* Start RECORD LIST *

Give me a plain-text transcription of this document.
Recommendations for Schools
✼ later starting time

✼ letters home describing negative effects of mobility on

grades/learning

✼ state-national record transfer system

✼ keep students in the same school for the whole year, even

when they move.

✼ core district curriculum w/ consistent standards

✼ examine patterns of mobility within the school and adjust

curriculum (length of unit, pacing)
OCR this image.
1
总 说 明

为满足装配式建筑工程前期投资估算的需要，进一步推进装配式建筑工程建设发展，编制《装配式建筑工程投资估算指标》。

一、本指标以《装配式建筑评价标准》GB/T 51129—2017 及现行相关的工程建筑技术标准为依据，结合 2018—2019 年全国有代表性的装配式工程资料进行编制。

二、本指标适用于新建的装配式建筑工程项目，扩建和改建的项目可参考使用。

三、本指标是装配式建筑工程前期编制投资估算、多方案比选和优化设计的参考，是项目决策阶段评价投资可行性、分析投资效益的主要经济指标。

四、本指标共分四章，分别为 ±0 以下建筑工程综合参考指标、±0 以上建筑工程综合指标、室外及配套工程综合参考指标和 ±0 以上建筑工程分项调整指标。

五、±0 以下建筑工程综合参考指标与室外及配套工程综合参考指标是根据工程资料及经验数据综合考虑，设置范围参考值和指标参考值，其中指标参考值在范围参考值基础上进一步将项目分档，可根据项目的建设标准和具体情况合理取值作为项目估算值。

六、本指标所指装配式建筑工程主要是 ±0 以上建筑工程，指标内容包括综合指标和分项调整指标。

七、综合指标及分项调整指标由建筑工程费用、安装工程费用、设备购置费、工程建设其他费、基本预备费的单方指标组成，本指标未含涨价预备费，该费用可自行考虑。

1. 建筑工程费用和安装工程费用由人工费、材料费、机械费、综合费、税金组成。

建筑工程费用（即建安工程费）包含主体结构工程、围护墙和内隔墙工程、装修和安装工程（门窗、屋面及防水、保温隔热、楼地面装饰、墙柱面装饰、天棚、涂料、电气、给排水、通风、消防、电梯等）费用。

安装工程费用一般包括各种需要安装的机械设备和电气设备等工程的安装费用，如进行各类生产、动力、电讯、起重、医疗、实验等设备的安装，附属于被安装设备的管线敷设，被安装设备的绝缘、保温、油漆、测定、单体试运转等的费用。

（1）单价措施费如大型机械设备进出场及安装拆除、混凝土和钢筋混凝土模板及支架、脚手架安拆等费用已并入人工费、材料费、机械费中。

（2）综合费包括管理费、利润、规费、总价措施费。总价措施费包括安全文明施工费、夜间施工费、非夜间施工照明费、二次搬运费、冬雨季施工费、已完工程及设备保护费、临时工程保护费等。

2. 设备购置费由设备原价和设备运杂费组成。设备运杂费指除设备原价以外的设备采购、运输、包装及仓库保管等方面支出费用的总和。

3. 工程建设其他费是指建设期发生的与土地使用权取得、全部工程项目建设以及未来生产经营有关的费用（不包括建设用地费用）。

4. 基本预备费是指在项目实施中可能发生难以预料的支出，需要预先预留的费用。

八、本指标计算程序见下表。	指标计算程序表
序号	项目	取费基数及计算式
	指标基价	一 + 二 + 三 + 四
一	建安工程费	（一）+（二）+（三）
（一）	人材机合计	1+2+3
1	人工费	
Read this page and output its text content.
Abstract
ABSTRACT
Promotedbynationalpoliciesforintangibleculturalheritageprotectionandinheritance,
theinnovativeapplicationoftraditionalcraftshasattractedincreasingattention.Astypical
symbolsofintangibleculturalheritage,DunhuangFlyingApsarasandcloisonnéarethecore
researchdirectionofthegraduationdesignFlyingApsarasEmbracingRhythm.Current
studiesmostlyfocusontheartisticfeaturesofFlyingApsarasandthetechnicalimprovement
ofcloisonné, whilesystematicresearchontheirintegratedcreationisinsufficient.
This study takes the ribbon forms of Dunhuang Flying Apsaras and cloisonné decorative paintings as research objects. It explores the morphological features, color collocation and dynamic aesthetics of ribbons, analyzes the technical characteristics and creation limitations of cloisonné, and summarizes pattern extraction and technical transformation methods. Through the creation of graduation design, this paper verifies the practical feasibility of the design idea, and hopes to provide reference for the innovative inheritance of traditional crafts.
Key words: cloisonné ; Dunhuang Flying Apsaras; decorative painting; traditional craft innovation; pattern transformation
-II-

* End RECORD LIST *

**EXERCISE DETAILS**
Copy each record from above without leaving any out.

**SOLUTION FOR THIS TASK**
Give me a plain-text transcription of this document.
Recommendations for Schools
✼ later starting time

✼ letters home describing negative effects of mobility on

grades/learning

✼ state-national record transfer system

✼ keep students in the same school for the whole year, even

when they move.

✼ core district curriculum w/ consistent standards

✼ examine patterns of mobility within the school and adjust

curriculum (length of unit, pacing)
OCR this image.
1
总 说 明

为满足装配式建筑工程前期投资估算的需要，进一步推进装配式建筑工程建设发展，编制《装配式建筑工程投资估算指标》。

一、本指标以《装配式建筑评价标准》GB/T 51129—2017 及现行相关的工程建筑技术标准为依据，结合 2018—2019 年全国有代表性的装配式工程资料进行编制。

二、本指标适用于新建的装配式建筑工程项目，扩建和改建的项目可参考使用。

三、本指标是装配式建筑工程前期编制投资估算、多方案比选和优化设计的参考，是项目决策阶段评价投资可行性、分析投资效益的主要经济指标。

四、本指标共分四章，分别为 ±0 以下建筑工程综合参考指标、±0 以上建筑工程综合指标、室外及配套工程综合参考指标和 ±0 以上建筑工程分项调整指标。

五、±0 以下建筑工程综合参考指标与室外及配套工程综合参考指标是根据工程资料及经验数据综合考虑，设置范围参考值和指标参考值，其中指标参考值在范围参考值基础上进一步将项目分档，可根据项目的建设标准和具体情况合理取值作为项目估算值。

六、本指标所指装配式建筑工程主要是 ±0 以上建筑工程，指标内容包括综合指标和分项调整指标。

七、综合指标及分项调整指标由建筑工程费用、安装工程费用、设备购置费、工程建设其他费、基本预备费的单方指标组成，本指标未含涨价预备费，该费用可自行考虑。

1. 建筑工程费用和安装工程费用由人工费、材料费、机械费、综合费、税金组成。

建筑工程费用（即建安工程费）包含主体结构工程、围护墙和内隔墙工程、装修和安装工程（门窗、屋面及防水、保温隔热、楼地面装饰、墙柱面装饰、天棚、涂料、电气、给排水、通风、消防、电梯等）费用。

安装工程费用一般包括各种需要安装的机械设备和电气设备等工程的安装费用，如进行各类生产、动力、电讯、起重、医疗、实验等设备的安装，附属于被安装设备的管线敷设，被安装设备的绝缘、保温、油漆、测定、单体试运转等的费用。

（1）单价措施费如大型机械设备进出场及安装拆除、混凝土和钢筋混凝土模板及支架、脚手架安拆等费用已并入人工费、材料费、机械费中。

（2）综合费包括管理费、利润、规费、总价措施费。总价措施费包括安全文明施工费、夜间施工费、非夜间施工照明费、二次搬运费、冬雨季施工费、已完工程及设备保护费、临时工程保护费等。

2. 设备购置费由设备原价和设备运杂费组成。设备运杂费指除设备原价以外的设备采购、运输、包装及仓库保管等方面支出费用的总和。

3. 工程建设其他费是指建设期发生的与土地使用权取得、全部工程项目建设以及未来生产经营有关的费用（不包括建设用地费用）。

4. 基本预备费是指在项目实施中可能发生难以预料的支出，需要预先预留的费用。

八、本指标计算程序见下表。	指标计算程序表
序号	项目	取费基数及计算式
	指标基价	一 + 二 + 三 + 四
一	建安工程费	（一）+（二）+（三）
（一）	人材机合计	1+2+3
1	人工费	
Read this page and output its text content.
Abstract
ABSTRACT
Promotedbynationalpoliciesforintangibleculturalheritageprotectionandinheritance,
theinnovativeapplicationoftraditionalcraftshasattractedincreasingattention.Astypical
symbolsofintangibleculturalheritage,DunhuangFlyingApsarasandcloisonnéarethecore
researchdirectionofthegraduationdesignFlyingApsarasEmbracingRhythm.Current
studiesmostlyfocusontheartisticfeaturesofFlyingApsarasandthetechnicalimprovement
ofcloisonné, whilesystematicresearchontheirintegratedcreationisinsufficient.
This study takes the ribbon forms of Dunhuang Flying Apsaras and cloisonné decorative paintings as research objects. It explores the morphological features, color collocation and dynamic aesthetics of ribbons, analyzes the technical characteristics and creation limitations of cloisonné, and summarizes pattern extraction and technical transformation methods. Through the creation of graduation design, this paper verifies the practical feasibility of the design idea, and hopes to provide reference for the innovative inheritance of traditional crafts.
Key words: cloisonné ; Dunhuang Flying Apsaras; decorative painting; traditional craft innovation; pattern transformation
-II-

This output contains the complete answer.